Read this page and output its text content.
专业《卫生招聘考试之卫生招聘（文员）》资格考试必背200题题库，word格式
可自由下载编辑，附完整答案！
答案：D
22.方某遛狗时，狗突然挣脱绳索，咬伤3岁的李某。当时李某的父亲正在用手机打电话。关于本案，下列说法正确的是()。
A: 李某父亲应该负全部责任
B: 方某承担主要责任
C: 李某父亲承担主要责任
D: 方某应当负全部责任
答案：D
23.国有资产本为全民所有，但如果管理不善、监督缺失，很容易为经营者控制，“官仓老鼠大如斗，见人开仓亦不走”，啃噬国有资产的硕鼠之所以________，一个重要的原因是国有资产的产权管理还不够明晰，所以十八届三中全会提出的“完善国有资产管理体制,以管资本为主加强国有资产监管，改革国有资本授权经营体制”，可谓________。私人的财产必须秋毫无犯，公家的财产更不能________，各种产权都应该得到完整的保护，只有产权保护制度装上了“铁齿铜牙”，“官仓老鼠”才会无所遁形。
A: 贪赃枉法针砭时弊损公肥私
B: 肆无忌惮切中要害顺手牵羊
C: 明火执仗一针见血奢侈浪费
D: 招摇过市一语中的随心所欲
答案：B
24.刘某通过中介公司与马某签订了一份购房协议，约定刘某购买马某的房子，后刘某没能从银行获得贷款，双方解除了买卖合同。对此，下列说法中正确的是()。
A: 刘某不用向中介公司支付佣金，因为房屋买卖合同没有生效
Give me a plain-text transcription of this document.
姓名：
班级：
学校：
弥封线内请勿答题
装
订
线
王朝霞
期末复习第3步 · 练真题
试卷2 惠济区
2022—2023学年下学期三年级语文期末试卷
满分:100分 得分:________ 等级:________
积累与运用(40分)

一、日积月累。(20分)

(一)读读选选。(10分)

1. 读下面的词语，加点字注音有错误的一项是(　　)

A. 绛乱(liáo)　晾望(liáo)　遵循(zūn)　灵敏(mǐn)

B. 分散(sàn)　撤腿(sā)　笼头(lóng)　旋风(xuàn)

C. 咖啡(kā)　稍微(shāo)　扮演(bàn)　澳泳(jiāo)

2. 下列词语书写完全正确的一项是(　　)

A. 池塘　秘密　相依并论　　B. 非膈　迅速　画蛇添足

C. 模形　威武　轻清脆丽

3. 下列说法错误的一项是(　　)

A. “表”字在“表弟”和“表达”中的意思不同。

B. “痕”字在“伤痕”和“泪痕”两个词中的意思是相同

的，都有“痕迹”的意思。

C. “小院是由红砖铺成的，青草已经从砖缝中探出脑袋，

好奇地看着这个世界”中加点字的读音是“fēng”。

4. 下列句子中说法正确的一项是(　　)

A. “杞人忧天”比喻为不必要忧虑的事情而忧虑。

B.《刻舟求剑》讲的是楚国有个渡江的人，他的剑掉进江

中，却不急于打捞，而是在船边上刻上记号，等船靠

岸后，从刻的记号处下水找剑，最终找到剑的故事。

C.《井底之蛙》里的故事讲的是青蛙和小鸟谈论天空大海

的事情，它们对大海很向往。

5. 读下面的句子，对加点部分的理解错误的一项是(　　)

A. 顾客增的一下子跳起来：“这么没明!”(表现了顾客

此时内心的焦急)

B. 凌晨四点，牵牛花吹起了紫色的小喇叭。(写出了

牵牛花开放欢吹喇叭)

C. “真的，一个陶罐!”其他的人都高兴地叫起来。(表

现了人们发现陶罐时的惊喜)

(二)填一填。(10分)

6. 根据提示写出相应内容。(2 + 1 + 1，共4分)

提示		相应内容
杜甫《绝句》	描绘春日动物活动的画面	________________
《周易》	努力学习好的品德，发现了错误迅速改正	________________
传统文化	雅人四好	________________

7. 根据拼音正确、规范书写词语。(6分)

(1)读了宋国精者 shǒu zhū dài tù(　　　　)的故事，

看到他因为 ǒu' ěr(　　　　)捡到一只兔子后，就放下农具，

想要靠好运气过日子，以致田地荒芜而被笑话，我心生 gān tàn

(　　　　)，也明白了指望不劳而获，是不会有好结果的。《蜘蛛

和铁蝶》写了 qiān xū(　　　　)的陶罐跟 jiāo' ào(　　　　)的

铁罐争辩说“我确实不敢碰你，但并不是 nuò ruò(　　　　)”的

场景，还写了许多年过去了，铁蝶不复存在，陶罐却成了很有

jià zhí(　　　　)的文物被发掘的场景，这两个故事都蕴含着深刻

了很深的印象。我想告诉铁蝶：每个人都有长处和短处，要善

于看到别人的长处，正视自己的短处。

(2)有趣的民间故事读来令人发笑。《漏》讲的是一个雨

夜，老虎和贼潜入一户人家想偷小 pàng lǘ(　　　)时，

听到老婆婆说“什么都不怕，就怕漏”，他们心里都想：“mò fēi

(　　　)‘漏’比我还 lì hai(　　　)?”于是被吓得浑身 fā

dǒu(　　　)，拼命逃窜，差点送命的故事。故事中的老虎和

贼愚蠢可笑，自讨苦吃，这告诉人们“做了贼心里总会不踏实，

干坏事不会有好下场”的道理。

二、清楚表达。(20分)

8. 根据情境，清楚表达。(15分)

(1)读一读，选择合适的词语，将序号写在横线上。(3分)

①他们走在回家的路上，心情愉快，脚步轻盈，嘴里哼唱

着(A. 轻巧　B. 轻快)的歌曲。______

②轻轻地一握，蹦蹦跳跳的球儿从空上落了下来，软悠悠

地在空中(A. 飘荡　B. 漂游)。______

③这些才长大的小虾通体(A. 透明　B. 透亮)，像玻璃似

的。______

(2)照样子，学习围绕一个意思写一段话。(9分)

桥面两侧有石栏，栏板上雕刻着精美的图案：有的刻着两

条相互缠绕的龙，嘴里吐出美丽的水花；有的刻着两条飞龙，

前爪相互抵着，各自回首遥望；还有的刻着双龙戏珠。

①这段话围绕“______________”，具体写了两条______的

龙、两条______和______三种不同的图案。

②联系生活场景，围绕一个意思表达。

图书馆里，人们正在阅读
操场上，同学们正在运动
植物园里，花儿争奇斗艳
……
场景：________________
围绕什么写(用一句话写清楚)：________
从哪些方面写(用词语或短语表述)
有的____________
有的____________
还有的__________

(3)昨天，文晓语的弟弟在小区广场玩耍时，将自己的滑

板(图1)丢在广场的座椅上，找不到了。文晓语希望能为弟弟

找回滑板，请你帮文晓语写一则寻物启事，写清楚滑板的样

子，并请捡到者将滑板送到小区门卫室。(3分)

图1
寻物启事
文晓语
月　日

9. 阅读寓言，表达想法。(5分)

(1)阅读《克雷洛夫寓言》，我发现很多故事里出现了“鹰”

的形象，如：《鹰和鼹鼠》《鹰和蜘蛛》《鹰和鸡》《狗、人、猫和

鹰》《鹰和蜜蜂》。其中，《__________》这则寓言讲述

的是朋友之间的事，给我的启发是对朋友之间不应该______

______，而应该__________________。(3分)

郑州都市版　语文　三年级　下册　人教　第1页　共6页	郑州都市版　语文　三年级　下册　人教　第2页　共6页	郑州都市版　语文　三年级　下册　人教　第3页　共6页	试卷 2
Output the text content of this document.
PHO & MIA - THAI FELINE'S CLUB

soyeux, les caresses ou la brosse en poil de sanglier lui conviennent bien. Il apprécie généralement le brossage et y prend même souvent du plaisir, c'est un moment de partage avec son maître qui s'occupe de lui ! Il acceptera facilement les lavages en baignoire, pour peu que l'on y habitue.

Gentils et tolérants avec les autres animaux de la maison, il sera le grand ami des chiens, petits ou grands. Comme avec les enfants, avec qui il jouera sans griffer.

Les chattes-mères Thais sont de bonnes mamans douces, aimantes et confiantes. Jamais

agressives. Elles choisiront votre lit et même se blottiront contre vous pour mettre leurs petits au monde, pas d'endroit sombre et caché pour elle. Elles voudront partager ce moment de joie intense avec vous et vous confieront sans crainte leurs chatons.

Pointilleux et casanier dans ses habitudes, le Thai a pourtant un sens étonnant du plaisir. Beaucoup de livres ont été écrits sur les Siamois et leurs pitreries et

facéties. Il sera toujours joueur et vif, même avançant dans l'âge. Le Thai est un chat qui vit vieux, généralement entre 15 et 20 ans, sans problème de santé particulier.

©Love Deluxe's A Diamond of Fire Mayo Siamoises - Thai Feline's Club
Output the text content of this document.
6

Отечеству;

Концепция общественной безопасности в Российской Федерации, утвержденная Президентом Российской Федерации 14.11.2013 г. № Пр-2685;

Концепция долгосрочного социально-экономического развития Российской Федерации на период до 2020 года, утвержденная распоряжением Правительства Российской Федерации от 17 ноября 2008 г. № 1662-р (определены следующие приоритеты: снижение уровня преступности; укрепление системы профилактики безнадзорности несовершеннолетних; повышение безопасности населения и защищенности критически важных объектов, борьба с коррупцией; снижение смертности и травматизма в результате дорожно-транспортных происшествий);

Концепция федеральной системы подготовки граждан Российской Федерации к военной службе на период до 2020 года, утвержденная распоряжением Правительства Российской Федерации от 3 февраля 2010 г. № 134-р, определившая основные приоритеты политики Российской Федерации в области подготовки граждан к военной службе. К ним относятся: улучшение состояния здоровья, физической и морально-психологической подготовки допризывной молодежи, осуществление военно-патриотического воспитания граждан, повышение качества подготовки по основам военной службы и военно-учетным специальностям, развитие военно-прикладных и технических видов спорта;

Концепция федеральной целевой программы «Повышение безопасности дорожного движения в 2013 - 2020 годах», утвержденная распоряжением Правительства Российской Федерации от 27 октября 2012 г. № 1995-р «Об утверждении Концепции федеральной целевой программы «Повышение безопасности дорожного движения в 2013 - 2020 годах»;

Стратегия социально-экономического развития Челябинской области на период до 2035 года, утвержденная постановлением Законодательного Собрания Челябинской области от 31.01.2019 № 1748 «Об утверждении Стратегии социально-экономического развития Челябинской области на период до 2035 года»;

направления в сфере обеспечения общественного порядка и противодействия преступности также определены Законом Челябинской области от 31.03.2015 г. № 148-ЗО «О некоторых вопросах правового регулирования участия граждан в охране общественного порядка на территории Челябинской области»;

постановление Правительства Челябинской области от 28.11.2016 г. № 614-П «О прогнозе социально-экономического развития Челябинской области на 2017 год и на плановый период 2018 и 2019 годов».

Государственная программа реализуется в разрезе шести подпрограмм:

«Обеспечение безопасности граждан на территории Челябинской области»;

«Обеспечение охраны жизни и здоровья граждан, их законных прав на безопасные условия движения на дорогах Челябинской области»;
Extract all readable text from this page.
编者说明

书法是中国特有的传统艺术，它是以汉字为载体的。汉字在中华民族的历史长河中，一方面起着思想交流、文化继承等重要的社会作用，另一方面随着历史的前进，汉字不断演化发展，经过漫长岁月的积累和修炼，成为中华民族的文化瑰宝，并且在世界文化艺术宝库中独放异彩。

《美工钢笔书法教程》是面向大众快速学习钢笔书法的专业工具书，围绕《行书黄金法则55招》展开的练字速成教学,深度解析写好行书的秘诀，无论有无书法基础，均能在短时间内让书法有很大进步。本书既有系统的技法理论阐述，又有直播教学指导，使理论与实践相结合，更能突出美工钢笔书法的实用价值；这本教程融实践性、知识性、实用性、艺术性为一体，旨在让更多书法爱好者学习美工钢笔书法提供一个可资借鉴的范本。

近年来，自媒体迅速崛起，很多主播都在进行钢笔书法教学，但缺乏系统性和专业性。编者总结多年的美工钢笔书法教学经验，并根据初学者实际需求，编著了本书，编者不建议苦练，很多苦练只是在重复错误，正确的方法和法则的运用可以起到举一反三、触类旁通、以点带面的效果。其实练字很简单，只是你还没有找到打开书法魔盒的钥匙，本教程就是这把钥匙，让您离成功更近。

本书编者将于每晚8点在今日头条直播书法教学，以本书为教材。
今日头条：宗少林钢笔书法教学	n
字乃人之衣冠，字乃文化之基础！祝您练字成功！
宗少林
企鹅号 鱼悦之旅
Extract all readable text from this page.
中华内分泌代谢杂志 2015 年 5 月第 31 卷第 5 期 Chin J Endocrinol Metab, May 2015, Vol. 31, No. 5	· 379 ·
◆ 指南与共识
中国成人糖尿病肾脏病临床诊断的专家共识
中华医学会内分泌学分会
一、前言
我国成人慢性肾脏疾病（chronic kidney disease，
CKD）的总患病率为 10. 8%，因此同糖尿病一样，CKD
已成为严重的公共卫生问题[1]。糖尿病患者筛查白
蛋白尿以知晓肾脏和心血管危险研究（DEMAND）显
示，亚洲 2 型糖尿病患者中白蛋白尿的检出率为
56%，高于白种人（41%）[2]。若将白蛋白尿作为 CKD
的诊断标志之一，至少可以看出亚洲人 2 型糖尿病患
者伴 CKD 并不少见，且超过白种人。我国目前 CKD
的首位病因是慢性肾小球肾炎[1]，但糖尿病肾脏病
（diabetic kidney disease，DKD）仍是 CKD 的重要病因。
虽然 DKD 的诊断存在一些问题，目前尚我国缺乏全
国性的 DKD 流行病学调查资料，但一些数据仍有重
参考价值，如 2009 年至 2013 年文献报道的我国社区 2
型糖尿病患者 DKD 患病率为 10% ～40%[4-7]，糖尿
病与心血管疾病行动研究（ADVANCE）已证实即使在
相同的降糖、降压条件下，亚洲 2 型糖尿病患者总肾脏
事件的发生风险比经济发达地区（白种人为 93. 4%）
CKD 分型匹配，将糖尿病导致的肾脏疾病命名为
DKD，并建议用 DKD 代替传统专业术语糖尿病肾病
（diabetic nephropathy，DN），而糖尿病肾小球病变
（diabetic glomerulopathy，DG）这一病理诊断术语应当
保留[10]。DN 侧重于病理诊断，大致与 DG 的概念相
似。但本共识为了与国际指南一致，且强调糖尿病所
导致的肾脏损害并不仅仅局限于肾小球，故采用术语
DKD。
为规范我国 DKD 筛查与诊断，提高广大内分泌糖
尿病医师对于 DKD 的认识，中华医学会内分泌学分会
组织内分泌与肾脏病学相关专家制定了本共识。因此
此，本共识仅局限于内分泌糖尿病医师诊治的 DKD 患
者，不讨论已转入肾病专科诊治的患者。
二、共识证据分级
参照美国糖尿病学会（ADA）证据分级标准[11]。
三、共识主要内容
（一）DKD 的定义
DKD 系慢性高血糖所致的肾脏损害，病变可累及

■ Goal
Gather up, from the records above, each line where the word "diabetic" appears.

■ Task response
（diabetic kidney disease，DKD）仍是 CKD 的重要病因。
（diabetic nephropathy，DN），而糖尿病肾小球病变
（diabetic glomerulopathy，DG）这一病理诊断术语应当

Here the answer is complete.